WHAT IS NEEDED — Repeat all of the records verbatim.

MATERIAL SUPPLIED —
——————
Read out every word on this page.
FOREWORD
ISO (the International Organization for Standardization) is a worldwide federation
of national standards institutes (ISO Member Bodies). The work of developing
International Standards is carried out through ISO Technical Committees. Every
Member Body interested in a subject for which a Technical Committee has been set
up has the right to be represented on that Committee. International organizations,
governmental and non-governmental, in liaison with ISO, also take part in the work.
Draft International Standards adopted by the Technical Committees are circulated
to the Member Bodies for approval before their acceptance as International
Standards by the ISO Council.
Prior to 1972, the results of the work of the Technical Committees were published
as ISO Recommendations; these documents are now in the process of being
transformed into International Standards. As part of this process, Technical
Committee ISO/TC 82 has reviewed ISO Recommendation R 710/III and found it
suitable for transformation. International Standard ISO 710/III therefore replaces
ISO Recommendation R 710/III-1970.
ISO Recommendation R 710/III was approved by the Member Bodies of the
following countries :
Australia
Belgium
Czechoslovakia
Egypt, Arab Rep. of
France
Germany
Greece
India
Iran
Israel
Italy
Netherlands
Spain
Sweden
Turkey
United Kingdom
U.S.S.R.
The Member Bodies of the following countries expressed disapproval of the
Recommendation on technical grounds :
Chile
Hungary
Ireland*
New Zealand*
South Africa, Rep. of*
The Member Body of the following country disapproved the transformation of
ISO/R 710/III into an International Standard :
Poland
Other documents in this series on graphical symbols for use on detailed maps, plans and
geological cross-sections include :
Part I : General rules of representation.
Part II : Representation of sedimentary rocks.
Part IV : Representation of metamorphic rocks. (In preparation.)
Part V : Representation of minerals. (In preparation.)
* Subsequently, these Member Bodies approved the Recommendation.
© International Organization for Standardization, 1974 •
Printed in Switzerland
——————
WORKED SOLUTION —
Read out every word on this page.
FOREWORD
ISO (the International Organization for Standardization) is a worldwide federation
of national standards institutes (ISO Member Bodies). The work of developing
International Standards is carried out through ISO Technical Committees. Every
Member Body interested in a subject for which a Technical Committee has been set
up has the right to be represented on that Committee. International organizations,
governmental and non-governmental, in liaison with ISO, also take part in the work.
Draft International Standards adopted by the Technical Committees are circulated
to the Member Bodies for approval before their acceptance as International
Standards by the ISO Council.
Prior to 1972, the results of the work of the Technical Committees were published
as ISO Recommendations; these documents are now in the process of being
transformed into International Standards. As part of this process, Technical
Committee ISO/TC 82 has reviewed ISO Recommendation R 710/III and found it
suitable for transformation. International Standard ISO 710/III therefore replaces
ISO Recommendation R 710/III-1970.
ISO Recommendation R 710/III was approved by the Member Bodies of the
following countries :
Australia
Belgium
Czechoslovakia
Egypt, Arab Rep. of
France
Germany
Greece
India
Iran
Israel
Italy
Netherlands
Spain
Sweden
Turkey
United Kingdom
U.S.S.R.
The Member Bodies of the following countries expressed disapproval of the
Recommendation on technical grounds :
Chile
Hungary
Ireland*
New Zealand*
South Africa, Rep. of*
The Member Body of the following country disapproved the transformation of
ISO/R 710/III into an International Standard :
Poland
Other documents in this series on graphical symbols for use on detailed maps, plans and
geological cross-sections include :
Part I : General rules of representation.
Part II : Representation of sedimentary rocks.
Part IV : Representation of metamorphic rocks. (In preparation.)
Part V : Representation of minerals. (In preparation.)
* Subsequently, these Member Bodies approved the Recommendation.
© International Organization for Standardization, 1974 •
Printed in Switzerland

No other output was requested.